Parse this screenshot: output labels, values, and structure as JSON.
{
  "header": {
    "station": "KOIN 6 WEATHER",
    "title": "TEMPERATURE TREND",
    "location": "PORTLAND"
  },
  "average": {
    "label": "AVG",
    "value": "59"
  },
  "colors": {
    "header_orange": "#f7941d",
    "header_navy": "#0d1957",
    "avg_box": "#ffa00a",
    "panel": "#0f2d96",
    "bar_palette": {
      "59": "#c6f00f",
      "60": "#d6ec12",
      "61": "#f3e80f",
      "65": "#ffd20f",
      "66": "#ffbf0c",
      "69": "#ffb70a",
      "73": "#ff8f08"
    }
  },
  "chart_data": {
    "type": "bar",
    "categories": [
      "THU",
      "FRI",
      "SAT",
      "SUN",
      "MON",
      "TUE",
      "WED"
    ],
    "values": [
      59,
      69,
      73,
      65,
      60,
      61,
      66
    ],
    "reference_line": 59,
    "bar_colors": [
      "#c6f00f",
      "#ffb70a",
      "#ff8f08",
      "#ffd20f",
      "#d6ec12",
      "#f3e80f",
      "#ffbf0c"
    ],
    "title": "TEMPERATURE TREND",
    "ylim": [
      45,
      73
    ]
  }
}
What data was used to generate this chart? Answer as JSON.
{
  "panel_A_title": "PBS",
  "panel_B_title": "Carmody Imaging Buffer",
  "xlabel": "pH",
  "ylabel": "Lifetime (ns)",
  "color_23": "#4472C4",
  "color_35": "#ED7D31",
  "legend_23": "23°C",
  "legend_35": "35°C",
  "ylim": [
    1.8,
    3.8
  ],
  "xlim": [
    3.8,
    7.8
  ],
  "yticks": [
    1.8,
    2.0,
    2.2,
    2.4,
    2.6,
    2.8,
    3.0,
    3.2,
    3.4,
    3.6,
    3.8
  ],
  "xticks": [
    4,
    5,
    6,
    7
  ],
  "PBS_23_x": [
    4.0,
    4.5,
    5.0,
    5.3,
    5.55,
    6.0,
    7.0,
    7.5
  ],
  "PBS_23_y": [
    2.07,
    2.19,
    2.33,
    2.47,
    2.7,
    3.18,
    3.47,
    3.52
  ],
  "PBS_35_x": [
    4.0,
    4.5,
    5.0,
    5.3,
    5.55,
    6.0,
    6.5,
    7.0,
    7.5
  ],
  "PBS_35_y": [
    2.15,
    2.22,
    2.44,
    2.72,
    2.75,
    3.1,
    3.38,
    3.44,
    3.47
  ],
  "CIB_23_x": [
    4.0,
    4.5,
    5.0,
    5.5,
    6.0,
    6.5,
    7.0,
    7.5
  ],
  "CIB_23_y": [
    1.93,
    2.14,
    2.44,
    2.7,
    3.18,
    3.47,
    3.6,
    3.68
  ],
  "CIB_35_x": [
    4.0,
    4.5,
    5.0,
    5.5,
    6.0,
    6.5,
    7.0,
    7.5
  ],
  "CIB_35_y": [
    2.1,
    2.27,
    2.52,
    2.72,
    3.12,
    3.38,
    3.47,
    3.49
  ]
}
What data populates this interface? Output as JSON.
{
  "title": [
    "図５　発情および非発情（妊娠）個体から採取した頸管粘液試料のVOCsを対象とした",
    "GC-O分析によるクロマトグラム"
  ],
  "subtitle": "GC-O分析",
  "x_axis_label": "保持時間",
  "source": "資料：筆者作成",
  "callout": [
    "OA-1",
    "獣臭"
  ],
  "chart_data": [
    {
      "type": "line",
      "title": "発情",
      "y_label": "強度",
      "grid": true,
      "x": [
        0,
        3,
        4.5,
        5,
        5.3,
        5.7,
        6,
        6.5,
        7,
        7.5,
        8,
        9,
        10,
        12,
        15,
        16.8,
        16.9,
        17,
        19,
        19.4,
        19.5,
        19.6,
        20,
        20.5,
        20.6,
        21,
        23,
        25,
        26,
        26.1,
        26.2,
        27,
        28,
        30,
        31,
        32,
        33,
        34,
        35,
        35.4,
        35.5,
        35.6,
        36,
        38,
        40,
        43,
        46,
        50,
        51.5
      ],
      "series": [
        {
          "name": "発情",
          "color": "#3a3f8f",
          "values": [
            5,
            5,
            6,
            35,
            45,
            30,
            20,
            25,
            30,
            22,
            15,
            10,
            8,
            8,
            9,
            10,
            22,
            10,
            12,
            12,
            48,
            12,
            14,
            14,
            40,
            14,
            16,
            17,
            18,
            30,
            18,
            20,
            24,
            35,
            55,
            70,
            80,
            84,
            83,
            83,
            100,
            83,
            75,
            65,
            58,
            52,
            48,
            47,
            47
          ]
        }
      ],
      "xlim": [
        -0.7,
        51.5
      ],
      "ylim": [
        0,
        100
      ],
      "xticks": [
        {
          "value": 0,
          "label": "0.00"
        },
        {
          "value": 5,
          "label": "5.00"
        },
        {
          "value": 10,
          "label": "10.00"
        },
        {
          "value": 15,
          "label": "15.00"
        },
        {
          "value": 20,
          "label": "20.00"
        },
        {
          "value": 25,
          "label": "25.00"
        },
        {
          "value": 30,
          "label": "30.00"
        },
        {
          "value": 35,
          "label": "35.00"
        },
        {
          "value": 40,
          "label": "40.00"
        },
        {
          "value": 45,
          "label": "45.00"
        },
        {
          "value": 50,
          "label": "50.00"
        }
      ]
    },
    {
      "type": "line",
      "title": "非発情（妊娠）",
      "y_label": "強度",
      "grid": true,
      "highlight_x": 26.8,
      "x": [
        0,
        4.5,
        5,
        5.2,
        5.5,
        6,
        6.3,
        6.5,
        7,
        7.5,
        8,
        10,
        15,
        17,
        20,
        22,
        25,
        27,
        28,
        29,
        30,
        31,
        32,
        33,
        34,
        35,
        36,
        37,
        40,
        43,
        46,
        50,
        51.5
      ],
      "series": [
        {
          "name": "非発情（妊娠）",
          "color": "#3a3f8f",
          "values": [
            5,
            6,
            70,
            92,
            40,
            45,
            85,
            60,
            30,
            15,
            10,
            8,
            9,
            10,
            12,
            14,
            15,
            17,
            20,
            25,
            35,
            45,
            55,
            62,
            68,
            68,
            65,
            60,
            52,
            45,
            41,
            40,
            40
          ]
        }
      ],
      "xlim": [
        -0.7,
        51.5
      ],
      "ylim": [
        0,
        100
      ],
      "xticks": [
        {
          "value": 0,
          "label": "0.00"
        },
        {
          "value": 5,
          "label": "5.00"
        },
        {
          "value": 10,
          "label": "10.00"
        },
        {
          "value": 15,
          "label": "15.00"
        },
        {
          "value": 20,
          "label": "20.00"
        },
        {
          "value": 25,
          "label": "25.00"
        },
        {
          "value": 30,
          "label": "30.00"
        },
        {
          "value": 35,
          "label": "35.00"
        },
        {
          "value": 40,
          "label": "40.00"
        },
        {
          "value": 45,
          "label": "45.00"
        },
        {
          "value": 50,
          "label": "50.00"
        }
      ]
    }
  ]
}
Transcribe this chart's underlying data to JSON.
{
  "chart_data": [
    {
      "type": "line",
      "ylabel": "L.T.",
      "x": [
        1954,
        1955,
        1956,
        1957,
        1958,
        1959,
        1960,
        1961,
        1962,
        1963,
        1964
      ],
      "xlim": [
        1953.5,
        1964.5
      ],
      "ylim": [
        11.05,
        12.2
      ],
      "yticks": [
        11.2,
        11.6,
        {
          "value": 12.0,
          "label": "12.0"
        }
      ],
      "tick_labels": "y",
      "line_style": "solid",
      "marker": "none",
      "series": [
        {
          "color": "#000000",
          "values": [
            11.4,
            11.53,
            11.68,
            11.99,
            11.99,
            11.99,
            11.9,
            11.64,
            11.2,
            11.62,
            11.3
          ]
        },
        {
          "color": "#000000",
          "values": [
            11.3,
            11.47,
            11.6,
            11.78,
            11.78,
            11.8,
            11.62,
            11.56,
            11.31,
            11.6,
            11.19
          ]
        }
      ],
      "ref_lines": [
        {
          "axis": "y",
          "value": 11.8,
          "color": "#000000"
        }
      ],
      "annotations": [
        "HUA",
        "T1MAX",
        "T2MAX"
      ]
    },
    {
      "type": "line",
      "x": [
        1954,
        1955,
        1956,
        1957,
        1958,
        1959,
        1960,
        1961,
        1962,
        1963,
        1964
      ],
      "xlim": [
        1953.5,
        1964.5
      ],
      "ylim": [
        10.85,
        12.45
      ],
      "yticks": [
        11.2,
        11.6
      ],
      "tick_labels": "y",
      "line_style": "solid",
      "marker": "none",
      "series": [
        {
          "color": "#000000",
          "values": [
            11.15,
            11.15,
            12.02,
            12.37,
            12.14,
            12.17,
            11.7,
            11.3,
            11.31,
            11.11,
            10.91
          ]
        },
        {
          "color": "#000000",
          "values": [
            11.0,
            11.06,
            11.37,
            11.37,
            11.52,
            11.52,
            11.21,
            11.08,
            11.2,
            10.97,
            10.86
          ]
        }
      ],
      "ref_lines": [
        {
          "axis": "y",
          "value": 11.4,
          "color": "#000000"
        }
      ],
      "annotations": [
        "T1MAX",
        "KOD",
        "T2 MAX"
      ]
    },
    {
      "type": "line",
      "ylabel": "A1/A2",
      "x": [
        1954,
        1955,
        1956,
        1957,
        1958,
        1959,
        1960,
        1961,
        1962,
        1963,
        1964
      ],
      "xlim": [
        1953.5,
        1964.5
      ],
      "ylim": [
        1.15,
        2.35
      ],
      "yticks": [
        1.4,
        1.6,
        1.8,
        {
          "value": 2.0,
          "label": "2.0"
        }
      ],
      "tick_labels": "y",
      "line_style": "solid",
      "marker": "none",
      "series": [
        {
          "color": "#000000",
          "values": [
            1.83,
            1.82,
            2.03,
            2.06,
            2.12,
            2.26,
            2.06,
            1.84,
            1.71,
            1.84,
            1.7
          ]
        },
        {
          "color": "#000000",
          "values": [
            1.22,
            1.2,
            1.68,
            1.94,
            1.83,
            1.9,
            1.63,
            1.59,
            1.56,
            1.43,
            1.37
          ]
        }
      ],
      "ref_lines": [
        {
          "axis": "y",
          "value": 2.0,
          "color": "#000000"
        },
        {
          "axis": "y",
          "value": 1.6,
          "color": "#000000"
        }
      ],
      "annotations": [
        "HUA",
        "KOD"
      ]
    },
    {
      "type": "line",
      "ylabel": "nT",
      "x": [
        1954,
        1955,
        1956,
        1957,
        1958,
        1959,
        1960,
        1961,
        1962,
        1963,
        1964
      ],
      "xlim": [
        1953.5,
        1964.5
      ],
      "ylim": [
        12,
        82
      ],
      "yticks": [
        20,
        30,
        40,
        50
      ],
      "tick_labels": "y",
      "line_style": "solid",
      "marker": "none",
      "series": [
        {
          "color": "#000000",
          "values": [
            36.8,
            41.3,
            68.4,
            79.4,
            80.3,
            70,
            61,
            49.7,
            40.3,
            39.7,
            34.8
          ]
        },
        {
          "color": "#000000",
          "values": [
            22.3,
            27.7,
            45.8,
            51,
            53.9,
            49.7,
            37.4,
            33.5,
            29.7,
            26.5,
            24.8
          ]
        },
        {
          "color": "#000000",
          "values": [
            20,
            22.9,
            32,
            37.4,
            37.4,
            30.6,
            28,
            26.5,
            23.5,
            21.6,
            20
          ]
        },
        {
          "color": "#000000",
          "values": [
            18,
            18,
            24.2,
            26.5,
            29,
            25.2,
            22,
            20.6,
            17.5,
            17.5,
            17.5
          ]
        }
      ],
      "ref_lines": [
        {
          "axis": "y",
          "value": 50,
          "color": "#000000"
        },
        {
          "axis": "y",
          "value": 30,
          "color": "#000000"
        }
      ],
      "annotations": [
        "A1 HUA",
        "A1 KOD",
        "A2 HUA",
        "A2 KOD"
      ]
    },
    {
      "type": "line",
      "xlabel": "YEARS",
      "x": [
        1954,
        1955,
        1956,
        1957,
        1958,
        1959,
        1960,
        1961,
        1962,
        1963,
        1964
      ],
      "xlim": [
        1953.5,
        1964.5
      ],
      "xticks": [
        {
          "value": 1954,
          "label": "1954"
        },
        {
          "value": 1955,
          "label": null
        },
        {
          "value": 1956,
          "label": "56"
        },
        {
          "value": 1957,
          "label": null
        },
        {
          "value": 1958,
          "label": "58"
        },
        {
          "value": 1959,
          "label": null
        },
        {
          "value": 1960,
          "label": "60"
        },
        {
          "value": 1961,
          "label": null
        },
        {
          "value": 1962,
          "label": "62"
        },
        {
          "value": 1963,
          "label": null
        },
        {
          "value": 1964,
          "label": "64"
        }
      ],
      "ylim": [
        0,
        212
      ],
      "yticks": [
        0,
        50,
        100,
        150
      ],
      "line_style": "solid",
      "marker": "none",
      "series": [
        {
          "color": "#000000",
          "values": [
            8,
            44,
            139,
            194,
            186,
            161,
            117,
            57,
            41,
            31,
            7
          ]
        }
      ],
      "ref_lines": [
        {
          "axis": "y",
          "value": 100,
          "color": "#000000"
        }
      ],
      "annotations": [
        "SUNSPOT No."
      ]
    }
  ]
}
____________
Pick out each line containing the string "ylabel" and copy it.

§ **Output for this task**
  "ylabel": "Lifetime (ns)",
      "ylabel": "L.T.",
      "ylabel": "A1/A2",
      "ylabel": "nT",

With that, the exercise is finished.